**Direction:** All lines in the data bearing the string "JSON" should be identified and copied.

### The records ###

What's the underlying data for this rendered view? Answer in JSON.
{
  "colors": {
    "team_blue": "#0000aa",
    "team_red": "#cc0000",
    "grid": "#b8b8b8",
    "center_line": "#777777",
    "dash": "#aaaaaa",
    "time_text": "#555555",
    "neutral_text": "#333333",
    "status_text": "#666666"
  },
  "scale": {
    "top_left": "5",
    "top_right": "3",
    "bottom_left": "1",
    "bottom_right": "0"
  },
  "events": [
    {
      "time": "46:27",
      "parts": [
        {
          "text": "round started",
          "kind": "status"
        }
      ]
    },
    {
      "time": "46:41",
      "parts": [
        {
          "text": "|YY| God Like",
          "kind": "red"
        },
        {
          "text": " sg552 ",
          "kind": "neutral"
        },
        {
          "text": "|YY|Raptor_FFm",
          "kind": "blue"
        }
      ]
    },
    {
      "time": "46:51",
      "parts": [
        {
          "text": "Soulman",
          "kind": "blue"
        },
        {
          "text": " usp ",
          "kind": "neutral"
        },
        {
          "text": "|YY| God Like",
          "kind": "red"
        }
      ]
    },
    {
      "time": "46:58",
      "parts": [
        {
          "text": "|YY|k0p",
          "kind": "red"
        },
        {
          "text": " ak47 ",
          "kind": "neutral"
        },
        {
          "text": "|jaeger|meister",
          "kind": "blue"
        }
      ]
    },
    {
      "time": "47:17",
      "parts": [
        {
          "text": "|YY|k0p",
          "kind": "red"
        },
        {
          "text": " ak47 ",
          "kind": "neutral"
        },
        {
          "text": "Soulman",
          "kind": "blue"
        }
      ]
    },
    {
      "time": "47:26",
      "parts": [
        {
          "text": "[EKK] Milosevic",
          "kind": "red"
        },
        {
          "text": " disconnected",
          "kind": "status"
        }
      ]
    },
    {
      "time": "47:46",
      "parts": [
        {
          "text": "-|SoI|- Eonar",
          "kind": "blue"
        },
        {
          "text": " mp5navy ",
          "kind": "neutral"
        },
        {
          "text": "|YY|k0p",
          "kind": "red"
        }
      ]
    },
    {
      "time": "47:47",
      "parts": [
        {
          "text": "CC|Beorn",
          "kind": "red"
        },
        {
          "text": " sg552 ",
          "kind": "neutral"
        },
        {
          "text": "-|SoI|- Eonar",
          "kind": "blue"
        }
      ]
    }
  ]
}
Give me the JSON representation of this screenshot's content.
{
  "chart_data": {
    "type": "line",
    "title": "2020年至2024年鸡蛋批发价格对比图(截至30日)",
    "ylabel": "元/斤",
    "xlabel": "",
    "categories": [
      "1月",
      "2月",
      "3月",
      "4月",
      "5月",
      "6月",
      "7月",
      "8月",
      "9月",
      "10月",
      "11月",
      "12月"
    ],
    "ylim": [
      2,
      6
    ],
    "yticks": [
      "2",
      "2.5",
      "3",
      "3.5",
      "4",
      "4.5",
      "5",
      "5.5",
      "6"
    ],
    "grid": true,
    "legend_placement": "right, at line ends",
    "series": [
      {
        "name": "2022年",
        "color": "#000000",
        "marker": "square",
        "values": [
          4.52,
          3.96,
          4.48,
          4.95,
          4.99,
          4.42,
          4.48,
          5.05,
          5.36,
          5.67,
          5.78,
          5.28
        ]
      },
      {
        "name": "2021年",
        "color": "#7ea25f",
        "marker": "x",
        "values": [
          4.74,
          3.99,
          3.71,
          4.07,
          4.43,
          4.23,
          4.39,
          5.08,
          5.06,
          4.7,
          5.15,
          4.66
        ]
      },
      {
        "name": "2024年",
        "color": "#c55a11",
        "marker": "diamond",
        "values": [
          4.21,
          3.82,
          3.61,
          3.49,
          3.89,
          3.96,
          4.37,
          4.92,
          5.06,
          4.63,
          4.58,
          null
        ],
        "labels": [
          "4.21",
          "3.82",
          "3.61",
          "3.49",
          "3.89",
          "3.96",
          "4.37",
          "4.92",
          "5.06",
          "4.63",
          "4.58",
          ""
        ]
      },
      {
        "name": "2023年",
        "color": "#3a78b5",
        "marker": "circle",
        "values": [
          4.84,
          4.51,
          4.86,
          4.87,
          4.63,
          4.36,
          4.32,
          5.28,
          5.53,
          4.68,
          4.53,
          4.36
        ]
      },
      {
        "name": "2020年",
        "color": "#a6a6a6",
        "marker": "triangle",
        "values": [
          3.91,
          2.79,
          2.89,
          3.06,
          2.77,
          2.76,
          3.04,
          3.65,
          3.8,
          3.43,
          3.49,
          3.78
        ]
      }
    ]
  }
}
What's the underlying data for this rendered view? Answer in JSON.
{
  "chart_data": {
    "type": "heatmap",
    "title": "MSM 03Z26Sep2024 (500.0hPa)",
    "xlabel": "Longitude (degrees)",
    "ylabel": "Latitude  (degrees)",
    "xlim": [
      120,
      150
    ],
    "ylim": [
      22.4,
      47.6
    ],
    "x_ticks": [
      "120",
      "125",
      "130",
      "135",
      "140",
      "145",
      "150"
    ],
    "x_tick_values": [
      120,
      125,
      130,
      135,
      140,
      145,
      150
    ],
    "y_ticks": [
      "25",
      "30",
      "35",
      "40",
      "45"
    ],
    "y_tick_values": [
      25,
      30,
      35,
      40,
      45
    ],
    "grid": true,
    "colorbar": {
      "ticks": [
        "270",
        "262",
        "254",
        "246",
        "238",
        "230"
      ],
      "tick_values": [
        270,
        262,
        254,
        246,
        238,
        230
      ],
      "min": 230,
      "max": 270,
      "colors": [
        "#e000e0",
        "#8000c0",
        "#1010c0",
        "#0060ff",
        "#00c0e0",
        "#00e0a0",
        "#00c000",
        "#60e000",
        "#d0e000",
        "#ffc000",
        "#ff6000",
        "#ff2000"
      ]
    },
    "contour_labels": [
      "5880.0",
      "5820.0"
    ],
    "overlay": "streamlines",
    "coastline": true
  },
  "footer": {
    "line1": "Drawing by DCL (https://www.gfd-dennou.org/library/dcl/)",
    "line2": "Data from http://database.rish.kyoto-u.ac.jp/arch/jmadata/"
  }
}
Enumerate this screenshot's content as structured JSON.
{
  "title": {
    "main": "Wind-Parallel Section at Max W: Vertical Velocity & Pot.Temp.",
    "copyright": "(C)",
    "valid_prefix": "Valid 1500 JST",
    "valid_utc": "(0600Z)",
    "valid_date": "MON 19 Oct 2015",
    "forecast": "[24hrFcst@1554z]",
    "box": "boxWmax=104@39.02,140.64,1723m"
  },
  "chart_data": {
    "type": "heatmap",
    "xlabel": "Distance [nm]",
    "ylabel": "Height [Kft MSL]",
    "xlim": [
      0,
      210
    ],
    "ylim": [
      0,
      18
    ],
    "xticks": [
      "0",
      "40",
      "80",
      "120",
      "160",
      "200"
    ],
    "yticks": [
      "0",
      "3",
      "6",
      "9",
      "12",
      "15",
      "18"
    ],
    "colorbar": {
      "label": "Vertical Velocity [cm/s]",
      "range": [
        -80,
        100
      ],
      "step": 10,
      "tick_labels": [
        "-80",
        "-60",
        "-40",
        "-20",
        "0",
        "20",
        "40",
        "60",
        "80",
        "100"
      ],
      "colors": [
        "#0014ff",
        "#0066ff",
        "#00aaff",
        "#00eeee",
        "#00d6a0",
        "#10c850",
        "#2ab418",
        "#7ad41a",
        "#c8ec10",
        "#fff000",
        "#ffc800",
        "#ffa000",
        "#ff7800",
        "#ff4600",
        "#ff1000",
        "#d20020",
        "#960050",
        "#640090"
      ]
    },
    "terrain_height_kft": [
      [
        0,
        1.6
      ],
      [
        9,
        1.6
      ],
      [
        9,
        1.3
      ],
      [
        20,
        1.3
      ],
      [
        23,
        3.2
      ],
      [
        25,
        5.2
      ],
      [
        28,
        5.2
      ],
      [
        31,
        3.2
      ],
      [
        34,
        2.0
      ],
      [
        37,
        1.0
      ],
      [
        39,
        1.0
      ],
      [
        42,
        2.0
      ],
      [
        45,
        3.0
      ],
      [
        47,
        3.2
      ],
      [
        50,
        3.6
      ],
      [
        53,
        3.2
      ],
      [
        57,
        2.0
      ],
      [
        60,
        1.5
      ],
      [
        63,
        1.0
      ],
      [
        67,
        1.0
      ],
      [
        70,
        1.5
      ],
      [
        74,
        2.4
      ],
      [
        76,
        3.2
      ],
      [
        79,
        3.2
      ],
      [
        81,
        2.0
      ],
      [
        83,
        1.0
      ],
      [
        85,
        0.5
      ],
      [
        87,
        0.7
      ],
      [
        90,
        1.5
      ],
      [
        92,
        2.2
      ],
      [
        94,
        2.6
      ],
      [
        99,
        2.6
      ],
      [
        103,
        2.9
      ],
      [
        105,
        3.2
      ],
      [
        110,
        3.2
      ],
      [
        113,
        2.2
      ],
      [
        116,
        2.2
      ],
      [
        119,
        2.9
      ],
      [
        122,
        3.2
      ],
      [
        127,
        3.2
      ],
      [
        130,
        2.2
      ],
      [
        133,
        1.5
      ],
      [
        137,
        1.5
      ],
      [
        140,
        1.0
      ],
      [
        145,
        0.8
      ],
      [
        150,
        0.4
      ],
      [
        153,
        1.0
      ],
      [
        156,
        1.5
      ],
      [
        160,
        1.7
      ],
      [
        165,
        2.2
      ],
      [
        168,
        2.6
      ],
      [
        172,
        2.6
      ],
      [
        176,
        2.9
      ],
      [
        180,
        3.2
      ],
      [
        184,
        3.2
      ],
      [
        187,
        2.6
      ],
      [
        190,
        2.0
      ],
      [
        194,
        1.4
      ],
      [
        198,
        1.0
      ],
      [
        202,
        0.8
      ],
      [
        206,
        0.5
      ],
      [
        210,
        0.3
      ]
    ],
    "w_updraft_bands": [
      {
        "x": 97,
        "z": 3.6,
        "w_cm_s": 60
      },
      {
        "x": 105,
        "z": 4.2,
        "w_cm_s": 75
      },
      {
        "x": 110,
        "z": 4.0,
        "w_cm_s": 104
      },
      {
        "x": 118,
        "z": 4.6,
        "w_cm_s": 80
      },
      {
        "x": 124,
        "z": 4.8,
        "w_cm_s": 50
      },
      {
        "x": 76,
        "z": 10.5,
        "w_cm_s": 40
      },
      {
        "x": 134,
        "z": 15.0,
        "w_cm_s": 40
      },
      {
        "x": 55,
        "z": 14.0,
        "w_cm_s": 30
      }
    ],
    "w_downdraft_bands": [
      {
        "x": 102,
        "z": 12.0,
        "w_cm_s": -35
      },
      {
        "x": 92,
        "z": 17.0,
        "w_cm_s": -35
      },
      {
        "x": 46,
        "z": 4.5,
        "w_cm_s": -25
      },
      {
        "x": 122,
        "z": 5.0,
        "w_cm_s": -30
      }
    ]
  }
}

###

**Exercise response:**
What's the underlying data for this rendered view? Answer in JSON.
Give me the JSON representation of this screenshot's content.
What's the underlying data for this rendered view? Answer in JSON.
Enumerate this screenshot's content as structured JSON.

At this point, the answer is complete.